### [TASK REQUIREMENTS]
Using the data beneath, show every line that includes the word "icon".

### [RECORDS FOR THIS TASK]
******

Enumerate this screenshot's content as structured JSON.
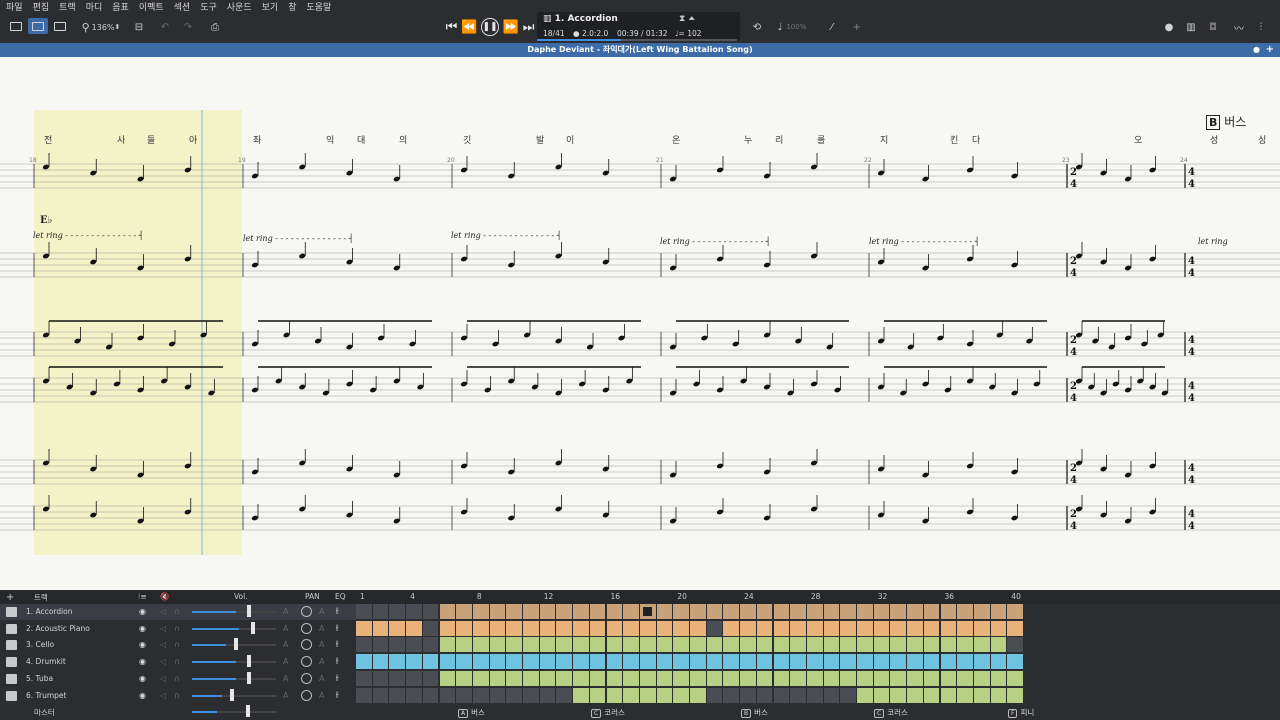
{
  "menu": [
    "파일",
    "편집",
    "트랙",
    "마디",
    "음표",
    "이펙트",
    "섹션",
    "도구",
    "사운드",
    "보기",
    "창",
    "도움말"
  ],
  "toolbar": {
    "zoom": "136%"
  },
  "lcd": {
    "track": "1. Accordion",
    "position": "18/41",
    "beat": "2.0:2.0",
    "time": "00:39 / 01:32",
    "tempo": "♩= 102",
    "progress": 0.42
  },
  "zoom_right": "100%",
  "title": "Daphe Deviant - 좌익대가(Left Wing Battalion Song)",
  "score": {
    "section_letter": "B",
    "section_name": "버스",
    "chord": "E♭",
    "let_ring": "let ring",
    "lyrics": [
      "전",
      "사",
      "들",
      "아",
      "좌",
      "익",
      "대",
      "의",
      "깃",
      "발",
      "이",
      "온",
      "누",
      "리",
      "를",
      "지",
      "킨",
      "다",
      "오",
      "성",
      "싱"
    ],
    "measure_numbers": [
      "18",
      "19",
      "20",
      "21",
      "22",
      "23",
      "24"
    ],
    "time_sig": [
      "2",
      "4",
      "4",
      "4"
    ]
  },
  "tracks_header": {
    "title": "트랙",
    "vol": "Vol.",
    "pan": "PAN",
    "eq": "EQ"
  },
  "tracks": [
    {
      "name": "1. Accordion",
      "vol": 0.65,
      "icon": "accordion-icon",
      "selected": true
    },
    {
      "name": "2. Acoustic Piano",
      "vol": 0.7,
      "icon": "piano-icon",
      "selected": false
    },
    {
      "name": "3. Cello",
      "vol": 0.5,
      "icon": "cello-icon",
      "selected": false
    },
    {
      "name": "4. Drumkit",
      "vol": 0.65,
      "icon": "drumkit-icon",
      "selected": false
    },
    {
      "name": "5. Tuba",
      "vol": 0.65,
      "icon": "tuba-icon",
      "selected": false
    },
    {
      "name": "6. Trumpet",
      "vol": 0.45,
      "icon": "trumpet-icon",
      "selected": false
    }
  ],
  "master": "마스터",
  "bar_numbers": [
    "1",
    "4",
    "8",
    "12",
    "16",
    "20",
    "24",
    "28",
    "32",
    "36",
    "40"
  ],
  "markers": [
    {
      "letter": "A",
      "name": "버스"
    },
    {
      "letter": "C",
      "name": "코러스"
    },
    {
      "letter": "B",
      "name": "버스"
    },
    {
      "letter": "C",
      "name": "코러스"
    },
    {
      "letter": "F",
      "name": "피니"
    }
  ],
  "colors": {
    "accordion": "#c9a27a",
    "piano": "#e8b27a",
    "cello": "#b8d084",
    "drumkit": "#6ec3e0",
    "tuba": "#b8d084",
    "trumpet": "#b8d084",
    "empty": "#4a4d53",
    "highlight": "#f4f3c8",
    "accent": "#3c6ba8"
  }
}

******

### [REPLY]
      "icon": "accordion-icon",
      "icon": "piano-icon",
      "icon": "cello-icon",
      "icon": "drumkit-icon",
      "icon": "tuba-icon",
      "icon": "trumpet-icon",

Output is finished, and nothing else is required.